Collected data
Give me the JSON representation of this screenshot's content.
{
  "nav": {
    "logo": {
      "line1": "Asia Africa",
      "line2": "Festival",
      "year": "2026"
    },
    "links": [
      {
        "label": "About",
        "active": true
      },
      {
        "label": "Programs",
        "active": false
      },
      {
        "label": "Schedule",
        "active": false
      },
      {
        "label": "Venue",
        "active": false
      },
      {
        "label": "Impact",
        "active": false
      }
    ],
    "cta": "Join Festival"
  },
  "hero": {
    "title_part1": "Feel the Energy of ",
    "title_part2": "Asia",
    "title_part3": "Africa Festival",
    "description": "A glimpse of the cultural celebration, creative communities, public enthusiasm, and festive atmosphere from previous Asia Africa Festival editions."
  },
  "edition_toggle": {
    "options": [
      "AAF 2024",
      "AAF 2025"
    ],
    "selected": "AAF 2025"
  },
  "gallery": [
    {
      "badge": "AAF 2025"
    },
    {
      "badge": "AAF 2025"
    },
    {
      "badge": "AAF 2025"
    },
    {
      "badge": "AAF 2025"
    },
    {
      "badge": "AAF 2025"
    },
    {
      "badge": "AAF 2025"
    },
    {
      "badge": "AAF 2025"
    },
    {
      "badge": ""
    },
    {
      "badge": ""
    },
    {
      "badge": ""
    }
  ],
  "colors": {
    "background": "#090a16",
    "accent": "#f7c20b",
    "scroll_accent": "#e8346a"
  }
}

### [EXERCISE PROMPT]
Using the records above, copy every line that has the word "Asia" in it.

### [REPLY TO THE TASK]
      "line1": "Asia Africa",
    "title_part2": "Asia",
    "description": "A glimpse of the cultural celebration, creative communities, public enthusiasm, and festive atmosphere from previous Asia Africa Festival editions."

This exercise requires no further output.